## TO BE DONE
Check every line of the entries that follow, and copy the ones containing "stability".

## TASK MATERIAL
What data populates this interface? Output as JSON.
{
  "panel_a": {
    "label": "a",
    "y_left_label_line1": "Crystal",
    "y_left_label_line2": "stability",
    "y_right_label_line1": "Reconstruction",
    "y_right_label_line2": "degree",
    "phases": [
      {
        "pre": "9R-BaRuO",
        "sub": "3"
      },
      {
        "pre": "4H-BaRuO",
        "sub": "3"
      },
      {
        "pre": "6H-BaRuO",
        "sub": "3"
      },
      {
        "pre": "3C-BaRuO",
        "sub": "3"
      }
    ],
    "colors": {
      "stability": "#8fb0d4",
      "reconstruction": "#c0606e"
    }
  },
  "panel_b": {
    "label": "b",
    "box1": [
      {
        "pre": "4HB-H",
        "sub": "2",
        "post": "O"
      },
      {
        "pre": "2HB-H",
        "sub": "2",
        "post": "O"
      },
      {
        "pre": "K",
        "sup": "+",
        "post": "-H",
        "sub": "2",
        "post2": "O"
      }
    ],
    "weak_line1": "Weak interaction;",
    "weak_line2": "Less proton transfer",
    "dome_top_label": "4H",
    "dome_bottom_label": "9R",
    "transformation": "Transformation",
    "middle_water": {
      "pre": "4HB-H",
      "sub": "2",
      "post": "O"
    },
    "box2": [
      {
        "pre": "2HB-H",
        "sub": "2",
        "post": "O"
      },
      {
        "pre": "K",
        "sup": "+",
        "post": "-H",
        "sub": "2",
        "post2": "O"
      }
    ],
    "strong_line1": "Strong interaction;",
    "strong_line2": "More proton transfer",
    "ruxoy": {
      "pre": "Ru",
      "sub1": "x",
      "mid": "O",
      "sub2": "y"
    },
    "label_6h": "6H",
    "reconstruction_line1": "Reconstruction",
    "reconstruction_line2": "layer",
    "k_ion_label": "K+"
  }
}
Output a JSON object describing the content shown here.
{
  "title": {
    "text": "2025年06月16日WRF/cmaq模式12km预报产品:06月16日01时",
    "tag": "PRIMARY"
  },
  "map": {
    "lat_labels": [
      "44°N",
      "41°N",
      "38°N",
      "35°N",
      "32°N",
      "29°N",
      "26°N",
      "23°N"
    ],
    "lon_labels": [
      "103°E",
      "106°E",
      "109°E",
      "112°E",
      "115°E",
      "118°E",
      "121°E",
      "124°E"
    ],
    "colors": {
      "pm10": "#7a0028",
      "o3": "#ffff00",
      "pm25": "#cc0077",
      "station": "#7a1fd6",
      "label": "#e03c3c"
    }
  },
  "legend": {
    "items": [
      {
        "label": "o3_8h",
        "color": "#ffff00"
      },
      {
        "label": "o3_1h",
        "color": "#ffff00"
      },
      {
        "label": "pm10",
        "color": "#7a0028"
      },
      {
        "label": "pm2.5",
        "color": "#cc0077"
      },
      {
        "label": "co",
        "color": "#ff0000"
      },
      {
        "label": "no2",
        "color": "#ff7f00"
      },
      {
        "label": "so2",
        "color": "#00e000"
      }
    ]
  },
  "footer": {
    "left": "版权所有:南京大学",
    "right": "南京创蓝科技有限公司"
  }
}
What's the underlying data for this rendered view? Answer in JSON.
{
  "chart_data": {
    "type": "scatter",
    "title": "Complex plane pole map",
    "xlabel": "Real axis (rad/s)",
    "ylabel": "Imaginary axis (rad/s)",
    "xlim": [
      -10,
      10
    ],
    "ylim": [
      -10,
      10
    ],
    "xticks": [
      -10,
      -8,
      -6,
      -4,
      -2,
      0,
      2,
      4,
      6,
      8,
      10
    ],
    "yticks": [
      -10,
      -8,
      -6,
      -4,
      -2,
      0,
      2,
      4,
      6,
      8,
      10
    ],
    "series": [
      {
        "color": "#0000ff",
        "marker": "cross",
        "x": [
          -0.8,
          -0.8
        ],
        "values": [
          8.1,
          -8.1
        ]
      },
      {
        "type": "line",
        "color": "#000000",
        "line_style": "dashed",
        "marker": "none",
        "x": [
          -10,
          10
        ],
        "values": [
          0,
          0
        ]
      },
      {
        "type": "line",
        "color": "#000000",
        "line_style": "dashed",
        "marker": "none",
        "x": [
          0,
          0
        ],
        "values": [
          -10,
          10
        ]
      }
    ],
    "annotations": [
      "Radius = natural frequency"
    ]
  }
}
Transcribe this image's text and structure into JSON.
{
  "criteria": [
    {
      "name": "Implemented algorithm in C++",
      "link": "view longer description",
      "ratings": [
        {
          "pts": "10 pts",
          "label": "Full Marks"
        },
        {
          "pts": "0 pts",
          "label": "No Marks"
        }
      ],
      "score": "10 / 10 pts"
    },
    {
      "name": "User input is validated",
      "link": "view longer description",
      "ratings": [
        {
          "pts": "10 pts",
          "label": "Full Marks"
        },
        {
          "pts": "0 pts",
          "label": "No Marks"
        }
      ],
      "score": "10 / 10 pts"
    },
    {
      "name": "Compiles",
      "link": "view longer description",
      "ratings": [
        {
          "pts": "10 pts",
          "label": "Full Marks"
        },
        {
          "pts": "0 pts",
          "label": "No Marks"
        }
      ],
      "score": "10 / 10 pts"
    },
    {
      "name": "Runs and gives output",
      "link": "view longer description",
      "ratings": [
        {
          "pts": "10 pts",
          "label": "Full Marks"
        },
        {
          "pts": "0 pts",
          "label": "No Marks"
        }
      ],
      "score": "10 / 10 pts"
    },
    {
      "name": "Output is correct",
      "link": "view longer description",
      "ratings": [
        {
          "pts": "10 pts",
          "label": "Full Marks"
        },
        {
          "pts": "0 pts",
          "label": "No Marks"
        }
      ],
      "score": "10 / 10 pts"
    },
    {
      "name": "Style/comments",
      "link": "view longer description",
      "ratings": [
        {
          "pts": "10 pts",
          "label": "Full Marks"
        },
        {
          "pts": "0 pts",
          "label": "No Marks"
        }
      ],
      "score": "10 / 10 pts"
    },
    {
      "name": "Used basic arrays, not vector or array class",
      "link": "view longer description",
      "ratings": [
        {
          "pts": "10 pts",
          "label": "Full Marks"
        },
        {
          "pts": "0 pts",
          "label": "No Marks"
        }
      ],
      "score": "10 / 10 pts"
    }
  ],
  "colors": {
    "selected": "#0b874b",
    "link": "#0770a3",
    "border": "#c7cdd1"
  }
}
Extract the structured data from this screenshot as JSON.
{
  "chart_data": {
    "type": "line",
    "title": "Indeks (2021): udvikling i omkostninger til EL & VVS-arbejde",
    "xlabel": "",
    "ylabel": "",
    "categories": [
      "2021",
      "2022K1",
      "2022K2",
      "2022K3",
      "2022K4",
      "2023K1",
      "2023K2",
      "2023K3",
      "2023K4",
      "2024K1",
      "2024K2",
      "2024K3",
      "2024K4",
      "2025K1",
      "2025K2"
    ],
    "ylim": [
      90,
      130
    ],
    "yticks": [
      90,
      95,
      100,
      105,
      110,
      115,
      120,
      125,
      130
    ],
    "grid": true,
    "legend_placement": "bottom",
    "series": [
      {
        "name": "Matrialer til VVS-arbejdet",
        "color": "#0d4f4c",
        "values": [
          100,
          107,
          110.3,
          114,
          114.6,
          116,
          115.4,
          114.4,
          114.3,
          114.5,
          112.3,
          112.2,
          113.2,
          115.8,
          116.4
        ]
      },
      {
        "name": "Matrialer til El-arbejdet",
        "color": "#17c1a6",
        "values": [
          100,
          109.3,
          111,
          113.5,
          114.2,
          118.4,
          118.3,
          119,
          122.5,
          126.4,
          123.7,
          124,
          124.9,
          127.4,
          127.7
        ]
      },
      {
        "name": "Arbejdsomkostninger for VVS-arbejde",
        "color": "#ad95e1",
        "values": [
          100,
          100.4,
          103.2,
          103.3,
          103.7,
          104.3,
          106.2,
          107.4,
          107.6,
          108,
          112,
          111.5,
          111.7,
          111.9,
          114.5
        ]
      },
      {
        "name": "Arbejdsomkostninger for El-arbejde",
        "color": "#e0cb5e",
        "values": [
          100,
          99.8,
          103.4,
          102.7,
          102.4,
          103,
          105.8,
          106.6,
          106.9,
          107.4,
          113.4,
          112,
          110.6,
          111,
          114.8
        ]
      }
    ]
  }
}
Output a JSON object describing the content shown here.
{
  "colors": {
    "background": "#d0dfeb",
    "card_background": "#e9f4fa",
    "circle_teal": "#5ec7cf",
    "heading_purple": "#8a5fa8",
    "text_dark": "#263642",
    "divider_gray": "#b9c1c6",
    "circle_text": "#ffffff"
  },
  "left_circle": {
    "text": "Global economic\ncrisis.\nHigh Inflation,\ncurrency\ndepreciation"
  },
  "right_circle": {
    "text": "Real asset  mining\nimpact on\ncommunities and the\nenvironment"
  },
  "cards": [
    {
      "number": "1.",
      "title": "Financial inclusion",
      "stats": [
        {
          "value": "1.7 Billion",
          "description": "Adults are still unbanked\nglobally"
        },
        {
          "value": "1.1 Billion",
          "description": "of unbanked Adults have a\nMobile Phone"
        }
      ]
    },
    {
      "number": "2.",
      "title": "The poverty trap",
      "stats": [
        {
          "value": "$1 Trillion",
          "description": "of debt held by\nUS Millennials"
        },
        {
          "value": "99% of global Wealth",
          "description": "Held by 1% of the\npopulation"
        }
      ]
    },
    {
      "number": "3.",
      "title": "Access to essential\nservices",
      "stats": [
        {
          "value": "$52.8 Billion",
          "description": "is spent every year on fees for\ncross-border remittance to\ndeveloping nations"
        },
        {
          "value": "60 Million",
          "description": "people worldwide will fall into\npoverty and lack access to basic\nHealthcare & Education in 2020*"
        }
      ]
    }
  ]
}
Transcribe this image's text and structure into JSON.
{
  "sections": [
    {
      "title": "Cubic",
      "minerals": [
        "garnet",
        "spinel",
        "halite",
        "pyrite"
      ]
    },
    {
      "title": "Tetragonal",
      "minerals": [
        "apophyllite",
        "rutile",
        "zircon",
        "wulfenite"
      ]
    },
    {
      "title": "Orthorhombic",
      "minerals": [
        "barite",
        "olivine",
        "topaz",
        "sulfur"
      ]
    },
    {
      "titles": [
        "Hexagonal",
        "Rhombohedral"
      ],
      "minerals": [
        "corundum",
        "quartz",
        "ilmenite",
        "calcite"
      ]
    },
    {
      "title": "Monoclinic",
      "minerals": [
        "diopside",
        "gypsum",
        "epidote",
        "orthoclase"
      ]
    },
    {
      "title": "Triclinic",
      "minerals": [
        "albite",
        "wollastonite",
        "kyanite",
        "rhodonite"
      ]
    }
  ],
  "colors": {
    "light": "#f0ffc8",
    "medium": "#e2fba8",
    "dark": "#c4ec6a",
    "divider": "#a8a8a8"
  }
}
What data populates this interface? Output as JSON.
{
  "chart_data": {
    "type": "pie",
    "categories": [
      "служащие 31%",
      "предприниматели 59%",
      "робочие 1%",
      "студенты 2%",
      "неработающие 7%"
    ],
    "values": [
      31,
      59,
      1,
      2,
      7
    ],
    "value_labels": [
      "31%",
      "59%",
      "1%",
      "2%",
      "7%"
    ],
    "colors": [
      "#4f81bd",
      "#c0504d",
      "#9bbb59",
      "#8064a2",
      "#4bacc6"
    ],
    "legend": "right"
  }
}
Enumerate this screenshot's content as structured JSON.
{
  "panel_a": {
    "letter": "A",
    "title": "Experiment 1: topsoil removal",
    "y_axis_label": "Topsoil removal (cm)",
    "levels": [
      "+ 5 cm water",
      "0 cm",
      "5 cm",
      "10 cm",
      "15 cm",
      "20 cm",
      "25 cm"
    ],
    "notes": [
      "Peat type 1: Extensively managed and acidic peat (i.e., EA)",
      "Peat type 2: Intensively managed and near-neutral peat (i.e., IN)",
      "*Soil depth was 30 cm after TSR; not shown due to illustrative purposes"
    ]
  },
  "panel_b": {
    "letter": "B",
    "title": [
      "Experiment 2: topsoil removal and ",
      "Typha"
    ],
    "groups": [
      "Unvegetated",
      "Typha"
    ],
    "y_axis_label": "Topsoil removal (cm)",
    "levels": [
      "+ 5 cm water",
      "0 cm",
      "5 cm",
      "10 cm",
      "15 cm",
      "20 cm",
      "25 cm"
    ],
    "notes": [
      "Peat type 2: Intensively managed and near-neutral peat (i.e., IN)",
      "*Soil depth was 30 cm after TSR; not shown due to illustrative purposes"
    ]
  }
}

## ANSWER
    "y_left_label_line2": "stability",
      "stability": "#8fb0d4",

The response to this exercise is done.